▸ **The exercise**:
Print each of the entries exactly, leaving nothing out.

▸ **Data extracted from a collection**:
++++++++
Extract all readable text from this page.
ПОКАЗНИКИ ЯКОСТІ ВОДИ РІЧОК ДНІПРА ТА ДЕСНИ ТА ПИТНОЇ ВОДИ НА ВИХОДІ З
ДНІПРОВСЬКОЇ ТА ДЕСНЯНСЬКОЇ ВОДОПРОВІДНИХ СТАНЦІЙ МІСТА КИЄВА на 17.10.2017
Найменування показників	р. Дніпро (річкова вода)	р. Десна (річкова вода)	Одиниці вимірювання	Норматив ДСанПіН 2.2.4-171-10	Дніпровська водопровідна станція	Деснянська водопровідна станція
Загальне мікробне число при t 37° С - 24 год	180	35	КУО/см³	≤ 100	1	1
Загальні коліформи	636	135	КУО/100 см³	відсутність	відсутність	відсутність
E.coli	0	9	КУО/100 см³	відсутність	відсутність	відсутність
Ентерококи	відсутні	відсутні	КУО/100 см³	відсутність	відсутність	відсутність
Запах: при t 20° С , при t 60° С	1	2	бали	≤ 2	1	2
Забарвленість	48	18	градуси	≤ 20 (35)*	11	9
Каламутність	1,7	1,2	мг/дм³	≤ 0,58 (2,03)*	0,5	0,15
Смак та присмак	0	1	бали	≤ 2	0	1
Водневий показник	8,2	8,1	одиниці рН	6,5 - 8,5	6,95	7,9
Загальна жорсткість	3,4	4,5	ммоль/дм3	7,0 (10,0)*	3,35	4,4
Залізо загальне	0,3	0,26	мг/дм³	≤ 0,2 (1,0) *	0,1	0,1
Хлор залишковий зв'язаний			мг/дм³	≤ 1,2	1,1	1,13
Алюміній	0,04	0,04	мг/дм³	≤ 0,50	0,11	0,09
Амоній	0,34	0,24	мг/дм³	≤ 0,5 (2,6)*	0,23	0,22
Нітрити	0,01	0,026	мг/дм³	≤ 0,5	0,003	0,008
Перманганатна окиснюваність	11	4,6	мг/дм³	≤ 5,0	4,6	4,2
++++++++
▸ **Response**:
Extract all readable text from this page.
ПОКАЗНИКИ ЯКОСТІ ВОДИ РІЧОК ДНІПРА ТА ДЕСНИ ТА ПИТНОЇ ВОДИ НА ВИХОДІ З
ДНІПРОВСЬКОЇ ТА ДЕСНЯНСЬКОЇ ВОДОПРОВІДНИХ СТАНЦІЙ МІСТА КИЄВА на 17.10.2017
Найменування показників	р. Дніпро (річкова вода)	р. Десна (річкова вода)	Одиниці вимірювання	Норматив ДСанПіН 2.2.4-171-10	Дніпровська водопровідна станція	Деснянська водопровідна станція
Загальне мікробне число при t 37° С - 24 год	180	35	КУО/см³	≤ 100	1	1
Загальні коліформи	636	135	КУО/100 см³	відсутність	відсутність	відсутність
E.coli	0	9	КУО/100 см³	відсутність	відсутність	відсутність
Ентерококи	відсутні	відсутні	КУО/100 см³	відсутність	відсутність	відсутність
Запах: при t 20° С , при t 60° С	1	2	бали	≤ 2	1	2
Забарвленість	48	18	градуси	≤ 20 (35)*	11	9
Каламутність	1,7	1,2	мг/дм³	≤ 0,58 (2,03)*	0,5	0,15
Смак та присмак	0	1	бали	≤ 2	0	1
Водневий показник	8,2	8,1	одиниці рН	6,5 - 8,5	6,95	7,9
Загальна жорсткість	3,4	4,5	ммоль/дм3	7,0 (10,0)*	3,35	4,4
Залізо загальне	0,3	0,26	мг/дм³	≤ 0,2 (1,0) *	0,1	0,1
Хлор залишковий зв'язаний			мг/дм³	≤ 1,2	1,1	1,13
Алюміній	0,04	0,04	мг/дм³	≤ 0,50	0,11	0,09
Амоній	0,34	0,24	мг/дм³	≤ 0,5 (2,6)*	0,23	0,22
Нітрити	0,01	0,026	мг/дм³	≤ 0,5	0,003	0,008
Перманганатна окиснюваність	11	4,6	мг/дм³	≤ 5,0	4,6	4,2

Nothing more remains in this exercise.